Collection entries
+++++

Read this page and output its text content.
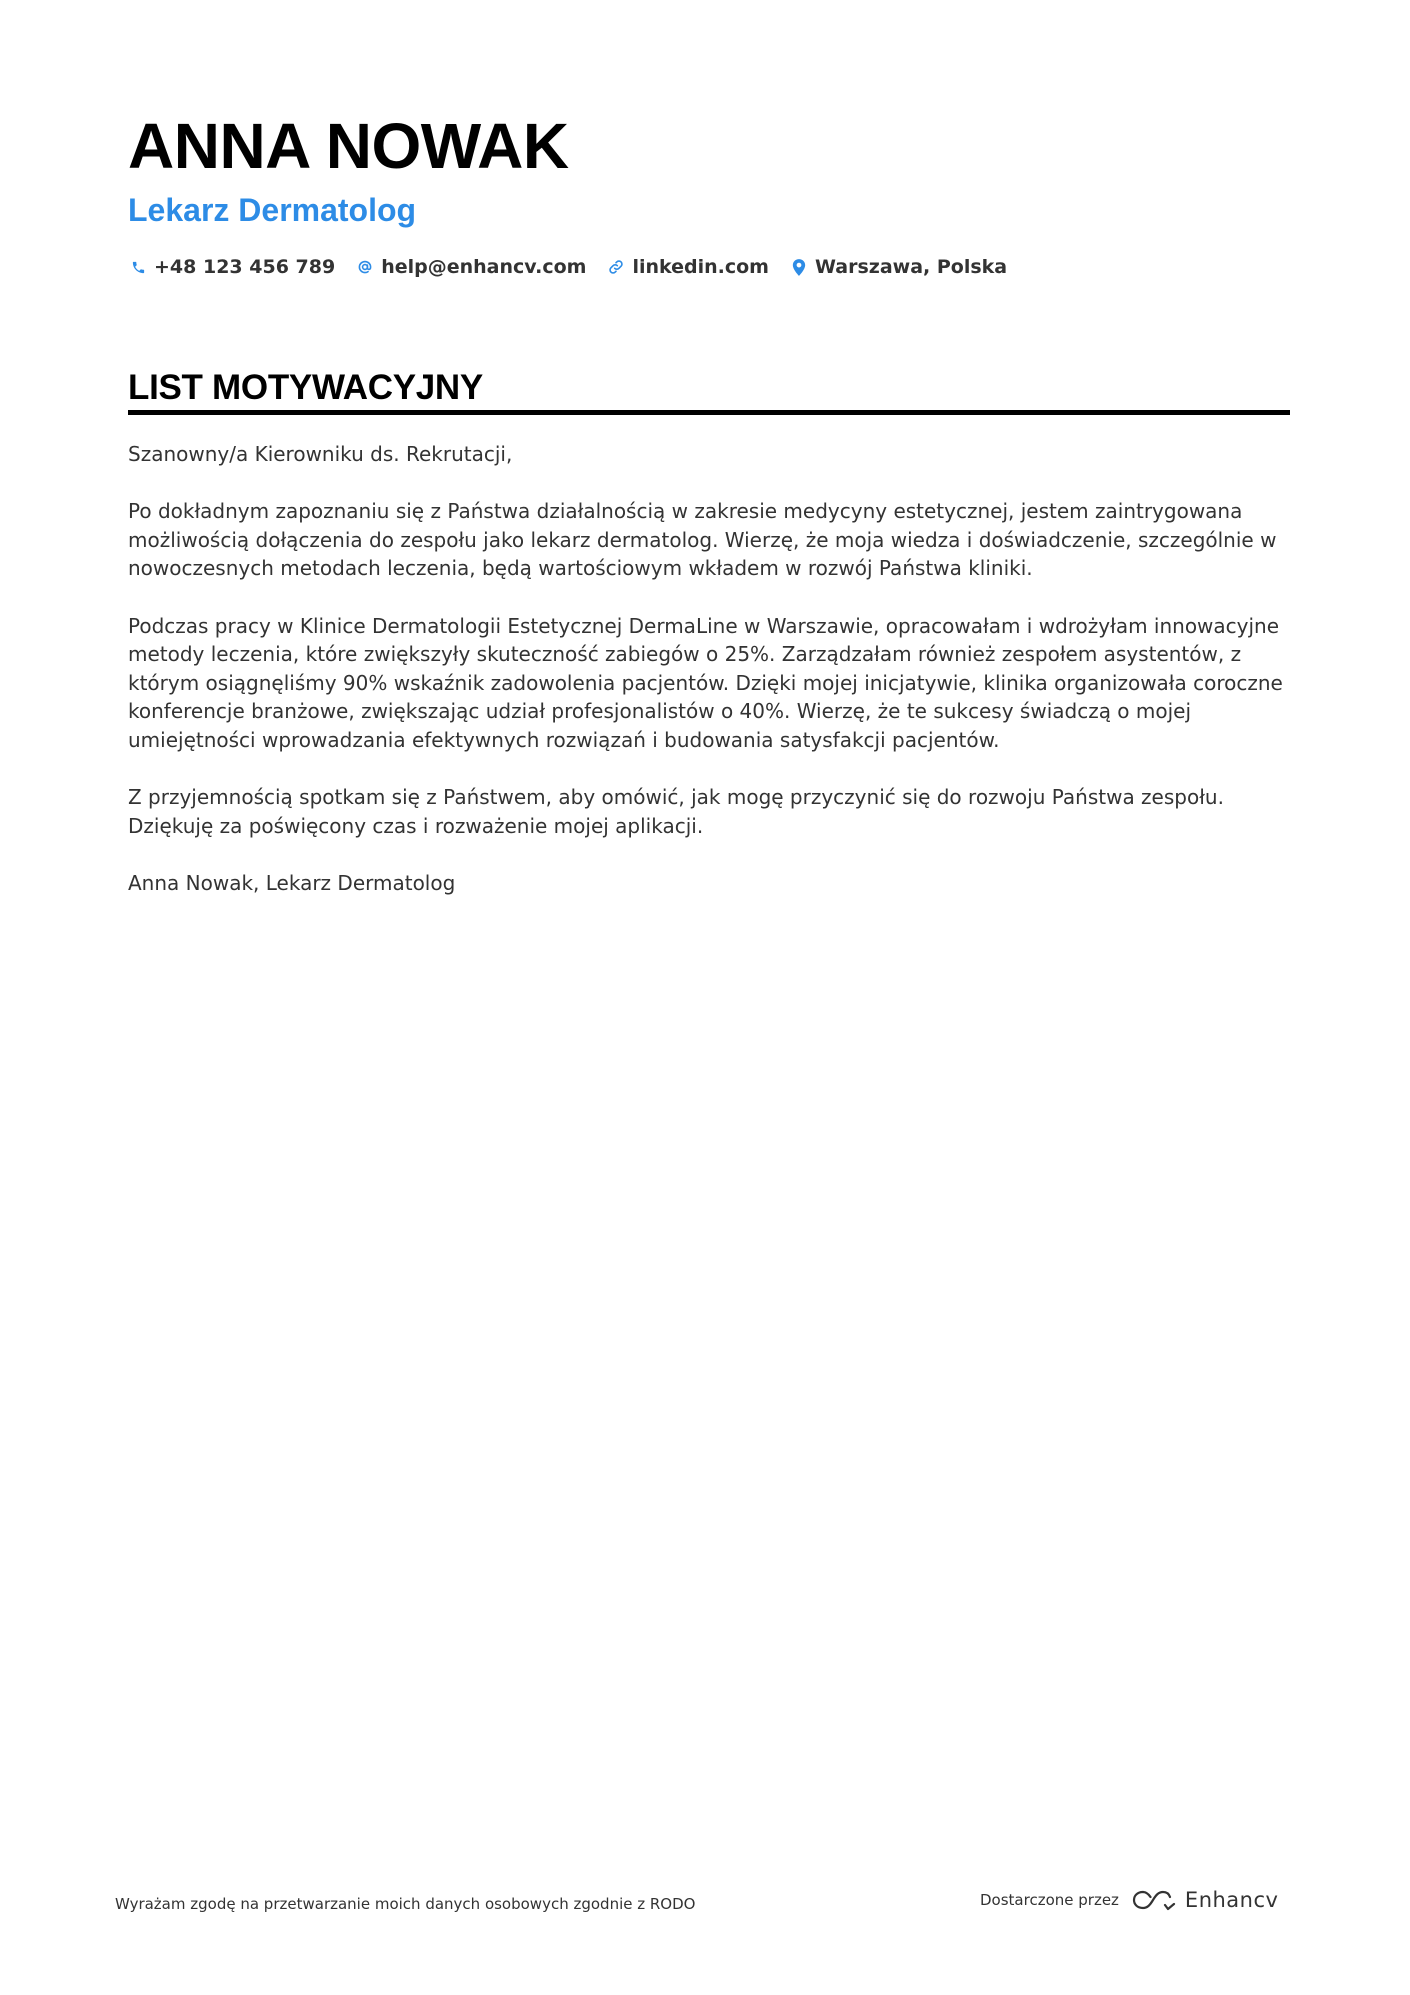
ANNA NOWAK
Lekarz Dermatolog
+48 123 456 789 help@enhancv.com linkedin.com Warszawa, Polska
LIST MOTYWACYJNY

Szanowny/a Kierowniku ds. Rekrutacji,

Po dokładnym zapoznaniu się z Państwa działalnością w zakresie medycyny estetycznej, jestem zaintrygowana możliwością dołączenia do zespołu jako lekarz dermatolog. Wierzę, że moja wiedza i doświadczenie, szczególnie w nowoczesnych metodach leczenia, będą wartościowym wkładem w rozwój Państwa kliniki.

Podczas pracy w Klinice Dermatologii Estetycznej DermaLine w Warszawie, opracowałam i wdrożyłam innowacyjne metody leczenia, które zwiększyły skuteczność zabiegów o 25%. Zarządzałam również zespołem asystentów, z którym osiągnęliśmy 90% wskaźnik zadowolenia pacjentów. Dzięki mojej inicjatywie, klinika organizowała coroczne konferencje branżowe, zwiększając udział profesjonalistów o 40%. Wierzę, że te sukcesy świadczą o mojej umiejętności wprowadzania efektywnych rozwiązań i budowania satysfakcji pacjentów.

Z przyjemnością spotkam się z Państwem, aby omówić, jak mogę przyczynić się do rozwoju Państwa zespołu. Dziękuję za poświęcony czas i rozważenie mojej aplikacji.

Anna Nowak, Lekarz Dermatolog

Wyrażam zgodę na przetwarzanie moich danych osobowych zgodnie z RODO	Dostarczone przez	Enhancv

+++++

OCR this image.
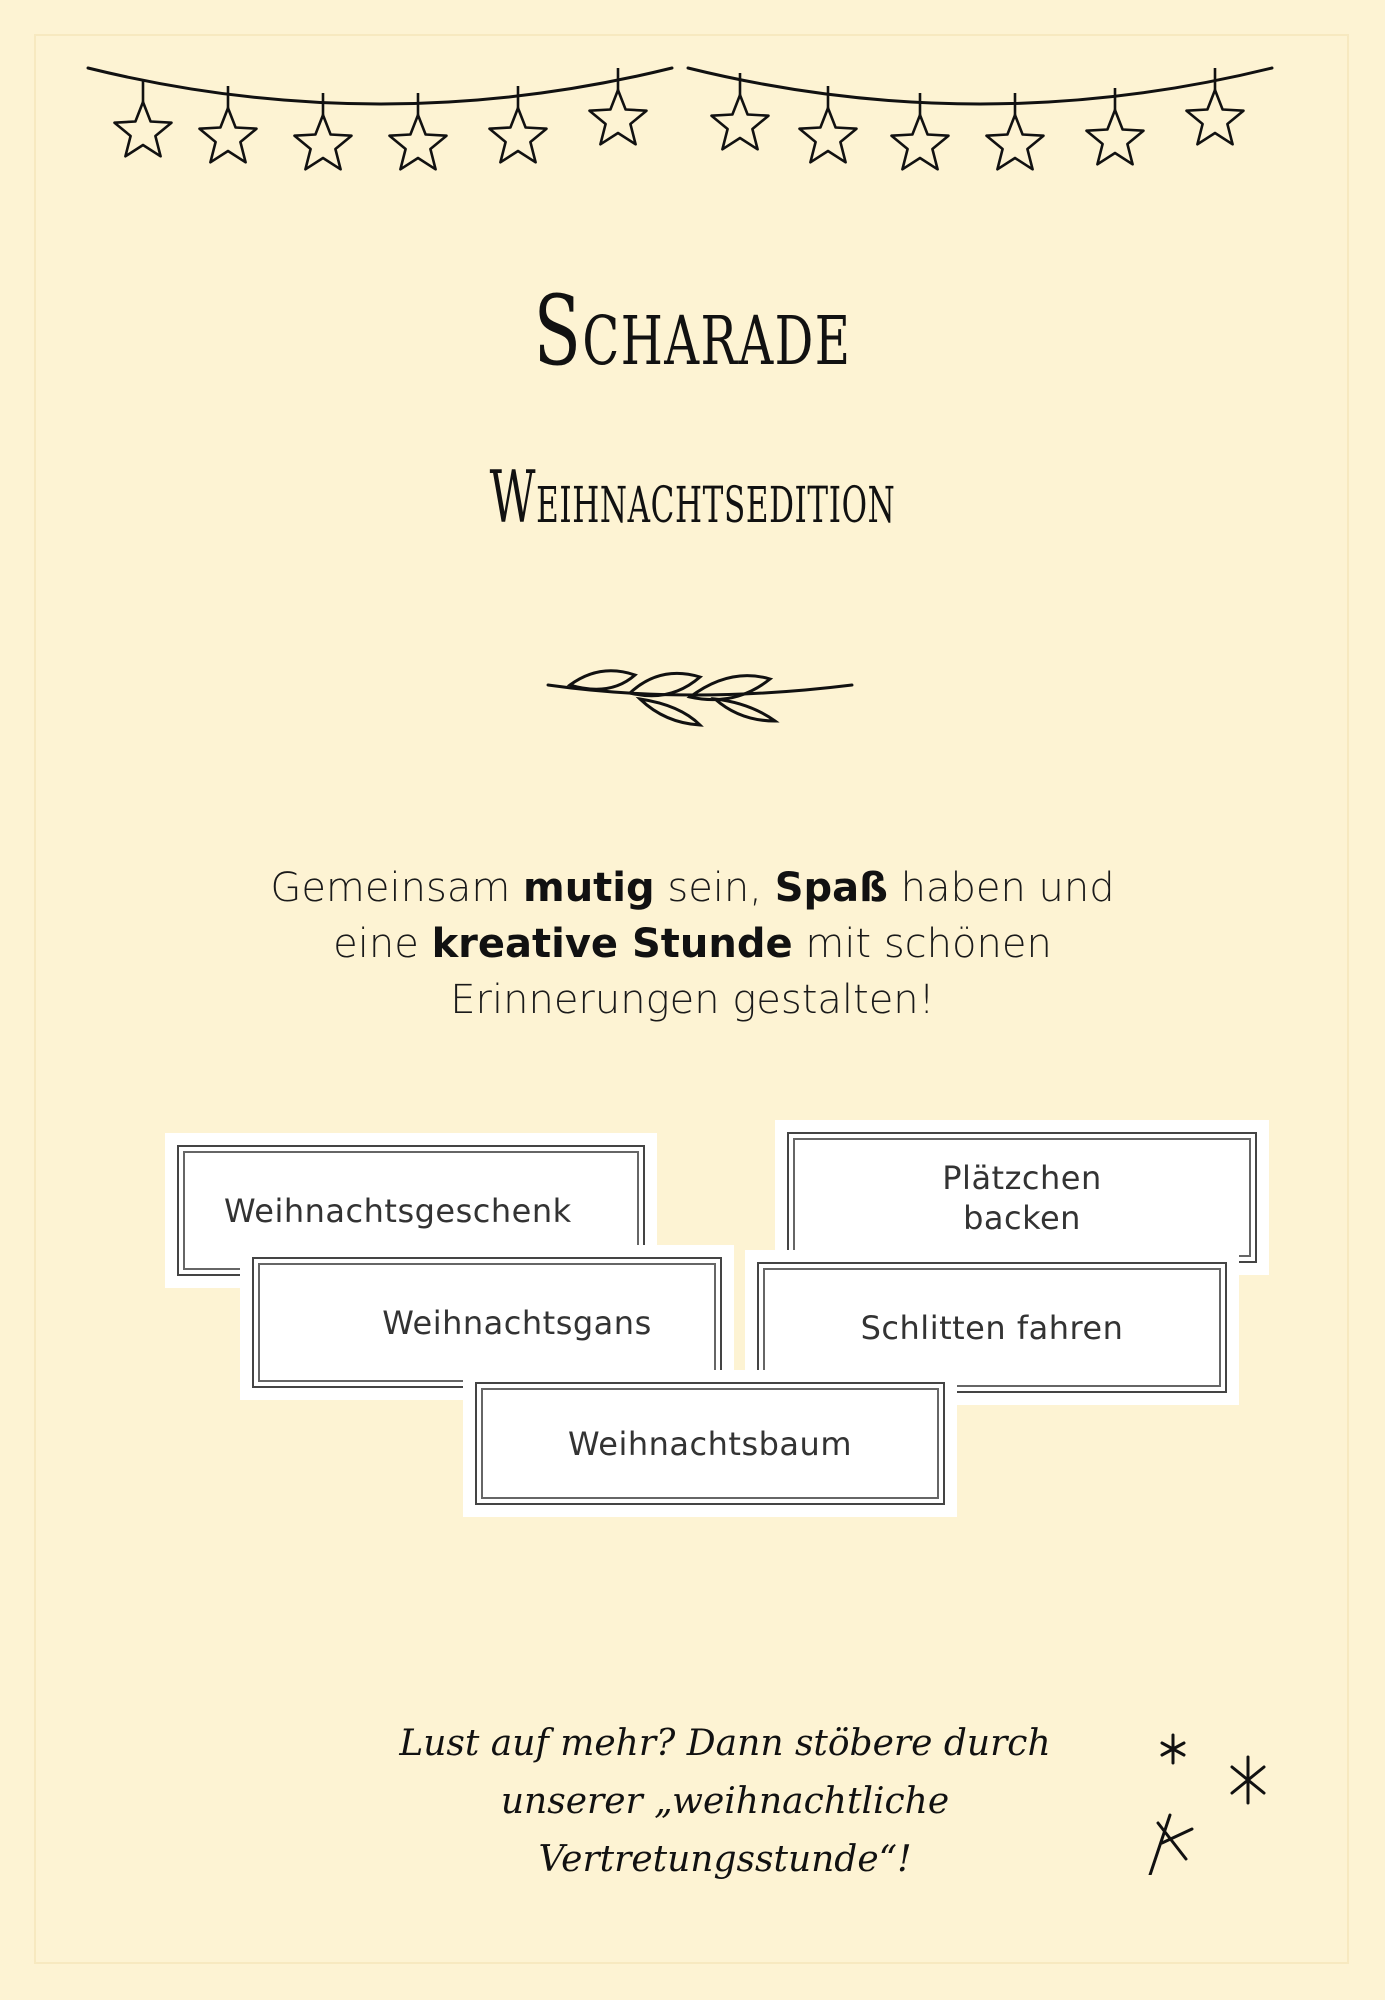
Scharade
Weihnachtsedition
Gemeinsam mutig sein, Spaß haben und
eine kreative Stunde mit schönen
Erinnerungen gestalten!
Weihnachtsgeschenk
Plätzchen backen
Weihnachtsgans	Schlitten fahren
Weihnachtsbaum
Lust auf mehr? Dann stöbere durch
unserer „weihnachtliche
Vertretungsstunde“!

+++++

*Task brief*:
Count every line in the entries above where the word "this" appears; respond with the number alone.

*Written solution*:
2